Information given =
------------------------------

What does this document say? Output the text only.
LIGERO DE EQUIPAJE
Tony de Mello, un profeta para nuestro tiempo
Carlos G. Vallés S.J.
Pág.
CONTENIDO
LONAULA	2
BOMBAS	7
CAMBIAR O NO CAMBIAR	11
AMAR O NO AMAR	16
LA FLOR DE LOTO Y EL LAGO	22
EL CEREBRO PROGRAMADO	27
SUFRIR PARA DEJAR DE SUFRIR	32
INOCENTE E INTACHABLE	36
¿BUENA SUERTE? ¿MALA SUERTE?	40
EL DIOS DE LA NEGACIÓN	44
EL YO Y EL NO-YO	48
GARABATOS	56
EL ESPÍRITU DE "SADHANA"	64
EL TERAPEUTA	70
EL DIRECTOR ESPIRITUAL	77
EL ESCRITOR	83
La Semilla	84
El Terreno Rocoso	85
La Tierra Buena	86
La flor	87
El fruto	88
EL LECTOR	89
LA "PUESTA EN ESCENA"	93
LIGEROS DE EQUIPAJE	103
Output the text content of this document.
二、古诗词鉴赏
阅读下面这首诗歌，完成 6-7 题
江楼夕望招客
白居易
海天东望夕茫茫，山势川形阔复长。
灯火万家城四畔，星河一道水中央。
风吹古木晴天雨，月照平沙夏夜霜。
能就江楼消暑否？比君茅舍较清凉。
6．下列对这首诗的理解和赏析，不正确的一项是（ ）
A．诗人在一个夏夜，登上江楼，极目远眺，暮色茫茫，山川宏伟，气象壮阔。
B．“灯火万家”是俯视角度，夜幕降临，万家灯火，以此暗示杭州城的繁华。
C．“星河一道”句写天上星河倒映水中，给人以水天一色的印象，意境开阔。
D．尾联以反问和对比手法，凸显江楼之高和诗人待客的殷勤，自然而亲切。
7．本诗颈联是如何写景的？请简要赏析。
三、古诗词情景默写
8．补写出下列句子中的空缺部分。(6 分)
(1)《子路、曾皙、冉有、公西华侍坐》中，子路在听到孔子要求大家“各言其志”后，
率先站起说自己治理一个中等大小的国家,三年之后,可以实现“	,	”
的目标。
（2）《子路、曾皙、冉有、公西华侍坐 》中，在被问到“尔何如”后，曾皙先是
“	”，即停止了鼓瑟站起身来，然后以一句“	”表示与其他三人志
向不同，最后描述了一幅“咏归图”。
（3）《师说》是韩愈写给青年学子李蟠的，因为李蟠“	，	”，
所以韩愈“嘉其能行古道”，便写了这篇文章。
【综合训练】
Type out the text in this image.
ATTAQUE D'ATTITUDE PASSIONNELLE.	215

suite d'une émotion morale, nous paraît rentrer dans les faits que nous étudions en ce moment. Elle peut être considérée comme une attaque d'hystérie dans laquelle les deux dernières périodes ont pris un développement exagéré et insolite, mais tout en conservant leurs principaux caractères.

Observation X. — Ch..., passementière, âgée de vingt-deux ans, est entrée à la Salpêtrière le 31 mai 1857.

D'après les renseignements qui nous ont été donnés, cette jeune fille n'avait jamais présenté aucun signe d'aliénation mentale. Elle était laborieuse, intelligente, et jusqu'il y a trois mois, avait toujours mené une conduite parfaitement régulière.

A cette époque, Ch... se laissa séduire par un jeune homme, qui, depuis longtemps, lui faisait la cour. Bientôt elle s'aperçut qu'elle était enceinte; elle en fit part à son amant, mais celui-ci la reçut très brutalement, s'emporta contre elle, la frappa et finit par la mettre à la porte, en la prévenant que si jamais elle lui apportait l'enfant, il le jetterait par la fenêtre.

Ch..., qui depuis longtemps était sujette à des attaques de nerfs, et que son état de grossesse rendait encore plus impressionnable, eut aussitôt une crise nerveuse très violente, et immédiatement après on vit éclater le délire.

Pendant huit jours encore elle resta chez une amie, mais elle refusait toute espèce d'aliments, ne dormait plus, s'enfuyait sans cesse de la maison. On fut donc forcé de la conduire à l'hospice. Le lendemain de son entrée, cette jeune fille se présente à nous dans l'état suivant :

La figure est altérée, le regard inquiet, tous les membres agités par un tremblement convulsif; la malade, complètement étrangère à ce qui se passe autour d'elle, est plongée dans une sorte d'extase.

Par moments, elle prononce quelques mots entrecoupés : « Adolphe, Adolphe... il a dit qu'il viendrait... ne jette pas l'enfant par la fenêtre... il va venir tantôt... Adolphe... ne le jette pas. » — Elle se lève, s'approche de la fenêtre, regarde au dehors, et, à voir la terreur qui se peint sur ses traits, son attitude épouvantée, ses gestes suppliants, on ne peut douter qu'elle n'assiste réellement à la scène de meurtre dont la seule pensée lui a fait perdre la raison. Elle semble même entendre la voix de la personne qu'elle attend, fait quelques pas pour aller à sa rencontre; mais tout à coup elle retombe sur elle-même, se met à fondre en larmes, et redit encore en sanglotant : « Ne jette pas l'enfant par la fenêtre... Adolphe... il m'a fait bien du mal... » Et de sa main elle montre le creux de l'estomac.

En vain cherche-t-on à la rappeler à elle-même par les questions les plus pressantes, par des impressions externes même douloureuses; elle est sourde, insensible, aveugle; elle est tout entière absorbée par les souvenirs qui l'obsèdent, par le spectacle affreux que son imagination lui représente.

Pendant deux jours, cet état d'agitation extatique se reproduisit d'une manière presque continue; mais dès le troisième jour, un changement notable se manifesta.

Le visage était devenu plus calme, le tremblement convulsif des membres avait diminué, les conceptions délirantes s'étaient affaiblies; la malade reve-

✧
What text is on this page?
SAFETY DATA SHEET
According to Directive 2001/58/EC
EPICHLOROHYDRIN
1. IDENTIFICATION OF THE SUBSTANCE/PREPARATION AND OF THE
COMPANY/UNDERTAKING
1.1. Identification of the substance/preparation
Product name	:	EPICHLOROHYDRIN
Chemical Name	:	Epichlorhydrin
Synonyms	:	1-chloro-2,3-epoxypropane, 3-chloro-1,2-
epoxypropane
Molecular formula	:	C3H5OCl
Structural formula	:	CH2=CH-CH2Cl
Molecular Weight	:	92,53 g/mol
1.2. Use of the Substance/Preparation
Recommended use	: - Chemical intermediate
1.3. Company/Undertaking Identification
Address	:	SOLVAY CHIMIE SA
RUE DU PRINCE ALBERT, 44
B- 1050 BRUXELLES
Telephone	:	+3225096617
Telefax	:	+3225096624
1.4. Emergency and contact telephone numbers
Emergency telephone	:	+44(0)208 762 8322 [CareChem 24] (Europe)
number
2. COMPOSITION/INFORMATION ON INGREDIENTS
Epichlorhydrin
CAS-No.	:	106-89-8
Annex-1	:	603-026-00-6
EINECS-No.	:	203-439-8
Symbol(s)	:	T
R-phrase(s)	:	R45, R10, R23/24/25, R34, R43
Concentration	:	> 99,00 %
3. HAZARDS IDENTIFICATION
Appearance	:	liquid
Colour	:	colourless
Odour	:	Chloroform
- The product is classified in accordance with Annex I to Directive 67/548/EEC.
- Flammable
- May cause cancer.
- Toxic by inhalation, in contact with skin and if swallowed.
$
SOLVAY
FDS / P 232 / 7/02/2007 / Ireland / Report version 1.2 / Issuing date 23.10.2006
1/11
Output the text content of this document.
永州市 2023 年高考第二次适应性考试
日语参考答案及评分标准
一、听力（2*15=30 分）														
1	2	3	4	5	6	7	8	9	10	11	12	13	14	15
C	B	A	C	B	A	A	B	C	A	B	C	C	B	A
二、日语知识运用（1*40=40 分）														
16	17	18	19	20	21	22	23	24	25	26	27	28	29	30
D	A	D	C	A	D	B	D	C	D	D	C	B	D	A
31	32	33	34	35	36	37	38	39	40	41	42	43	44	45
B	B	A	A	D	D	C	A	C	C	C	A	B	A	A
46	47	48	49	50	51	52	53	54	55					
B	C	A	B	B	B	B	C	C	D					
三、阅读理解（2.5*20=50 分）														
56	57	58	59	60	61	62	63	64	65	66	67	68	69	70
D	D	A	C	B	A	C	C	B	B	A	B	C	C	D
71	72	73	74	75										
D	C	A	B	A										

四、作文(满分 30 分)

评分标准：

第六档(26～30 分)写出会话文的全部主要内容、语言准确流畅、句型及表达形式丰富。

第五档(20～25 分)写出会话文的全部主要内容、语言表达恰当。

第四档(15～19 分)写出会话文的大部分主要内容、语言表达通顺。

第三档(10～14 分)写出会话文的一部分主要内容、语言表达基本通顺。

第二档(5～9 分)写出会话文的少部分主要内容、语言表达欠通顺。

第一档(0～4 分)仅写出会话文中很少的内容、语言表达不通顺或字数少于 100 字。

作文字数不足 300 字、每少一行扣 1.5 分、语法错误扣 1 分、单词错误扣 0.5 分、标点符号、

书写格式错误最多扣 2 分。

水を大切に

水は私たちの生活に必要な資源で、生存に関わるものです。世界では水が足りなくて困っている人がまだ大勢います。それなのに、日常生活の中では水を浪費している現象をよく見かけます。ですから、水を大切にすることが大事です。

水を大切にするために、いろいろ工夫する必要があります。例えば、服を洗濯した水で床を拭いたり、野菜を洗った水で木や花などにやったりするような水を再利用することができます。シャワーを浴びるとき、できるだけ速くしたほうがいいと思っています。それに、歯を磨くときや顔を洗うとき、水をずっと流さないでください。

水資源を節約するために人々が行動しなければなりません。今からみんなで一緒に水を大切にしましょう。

------------------------------

What is the number of lines in the records above that include the word "Annex"? Reply with that number and nothing more.

Exercise answer =
2